Work to complete
Select the lines that contain "shakllantirishda" and copy each of them.

[Stored data]
▼

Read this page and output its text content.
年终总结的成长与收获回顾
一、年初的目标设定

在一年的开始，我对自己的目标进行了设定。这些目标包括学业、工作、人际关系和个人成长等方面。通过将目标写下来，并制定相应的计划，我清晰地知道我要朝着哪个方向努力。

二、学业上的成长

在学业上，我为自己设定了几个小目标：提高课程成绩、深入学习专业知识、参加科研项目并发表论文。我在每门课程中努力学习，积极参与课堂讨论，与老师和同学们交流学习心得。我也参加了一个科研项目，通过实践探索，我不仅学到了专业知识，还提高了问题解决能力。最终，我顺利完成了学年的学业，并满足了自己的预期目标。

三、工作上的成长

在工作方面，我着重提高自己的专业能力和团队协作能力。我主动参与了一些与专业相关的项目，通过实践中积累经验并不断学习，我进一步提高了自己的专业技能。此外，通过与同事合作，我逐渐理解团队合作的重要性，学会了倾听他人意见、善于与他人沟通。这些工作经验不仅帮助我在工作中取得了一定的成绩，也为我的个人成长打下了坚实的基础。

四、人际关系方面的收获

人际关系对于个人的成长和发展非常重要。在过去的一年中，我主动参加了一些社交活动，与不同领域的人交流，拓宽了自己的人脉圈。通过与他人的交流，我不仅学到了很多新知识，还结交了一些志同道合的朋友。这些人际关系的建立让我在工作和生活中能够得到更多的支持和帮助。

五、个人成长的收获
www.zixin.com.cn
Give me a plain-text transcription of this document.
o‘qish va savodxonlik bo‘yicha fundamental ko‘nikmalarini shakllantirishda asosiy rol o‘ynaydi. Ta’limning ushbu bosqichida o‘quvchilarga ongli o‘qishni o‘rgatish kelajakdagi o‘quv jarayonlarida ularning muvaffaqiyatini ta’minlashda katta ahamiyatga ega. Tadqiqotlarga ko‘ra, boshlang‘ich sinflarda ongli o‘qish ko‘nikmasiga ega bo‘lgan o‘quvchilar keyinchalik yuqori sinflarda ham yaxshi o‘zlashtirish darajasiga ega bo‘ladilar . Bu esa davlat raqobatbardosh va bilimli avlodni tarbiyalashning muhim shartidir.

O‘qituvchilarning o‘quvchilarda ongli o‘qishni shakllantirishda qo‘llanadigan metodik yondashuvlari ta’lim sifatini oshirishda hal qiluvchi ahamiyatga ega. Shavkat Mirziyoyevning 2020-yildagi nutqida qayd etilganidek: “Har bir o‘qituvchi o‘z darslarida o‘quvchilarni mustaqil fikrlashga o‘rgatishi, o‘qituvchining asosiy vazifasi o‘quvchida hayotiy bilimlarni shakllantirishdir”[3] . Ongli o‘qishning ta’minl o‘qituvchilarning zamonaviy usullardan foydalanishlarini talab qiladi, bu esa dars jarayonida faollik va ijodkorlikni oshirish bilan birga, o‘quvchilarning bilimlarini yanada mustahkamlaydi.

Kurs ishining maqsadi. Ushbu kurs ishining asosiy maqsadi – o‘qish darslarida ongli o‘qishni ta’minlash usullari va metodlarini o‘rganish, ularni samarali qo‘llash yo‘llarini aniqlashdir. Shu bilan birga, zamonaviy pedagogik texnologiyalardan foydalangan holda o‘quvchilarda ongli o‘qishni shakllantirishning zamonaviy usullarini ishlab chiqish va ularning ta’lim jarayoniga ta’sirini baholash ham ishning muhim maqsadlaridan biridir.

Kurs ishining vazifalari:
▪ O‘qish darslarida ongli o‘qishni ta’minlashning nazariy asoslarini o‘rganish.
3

▲

Result for this exercise
o‘qish va savodxonlik bo‘yicha fundamental ko‘nikmalarini shakllantirishda asosiy rol o‘ynaydi. Ta’limning ushbu bosqichida o‘quvchilarga ongli o‘qishni o‘rgatish kelajakdagi o‘quv jarayonlarida ularning muvaffaqiyatini ta’minlashda katta ahamiyatga ega. Tadqiqotlarga ko‘ra, boshlang‘ich sinflarda ongli o‘qish ko‘nikmasiga ega bo‘lgan o‘quvchilar keyinchalik yuqori sinflarda ham yaxshi o‘zlashtirish darajasiga ega bo‘ladilar . Bu esa davlat raqobatbardosh va bilimli avlodni tarbiyalashning muhim shartidir.
O‘qituvchilarning o‘quvchilarda ongli o‘qishni shakllantirishda qo‘llanadigan metodik yondashuvlari ta’lim sifatini oshirishda hal qiluvchi ahamiyatga ega. Shavkat Mirziyoyevning 2020-yildagi nutqida qayd etilganidek: “Har bir o‘qituvchi o‘z darslarida o‘quvchilarni mustaqil fikrlashga o‘rgatishi, o‘qituvchining asosiy vazifasi o‘quvchida hayotiy bilimlarni shakllantirishdir”[3] . Ongli o‘qishning ta’minl o‘qituvchilarning zamonaviy usullardan foydalanishlarini talab qiladi, bu esa dars jarayonida faollik va ijodkorlikni oshirish bilan birga, o‘quvchilarning bilimlarini yanada mustahkamlaydi.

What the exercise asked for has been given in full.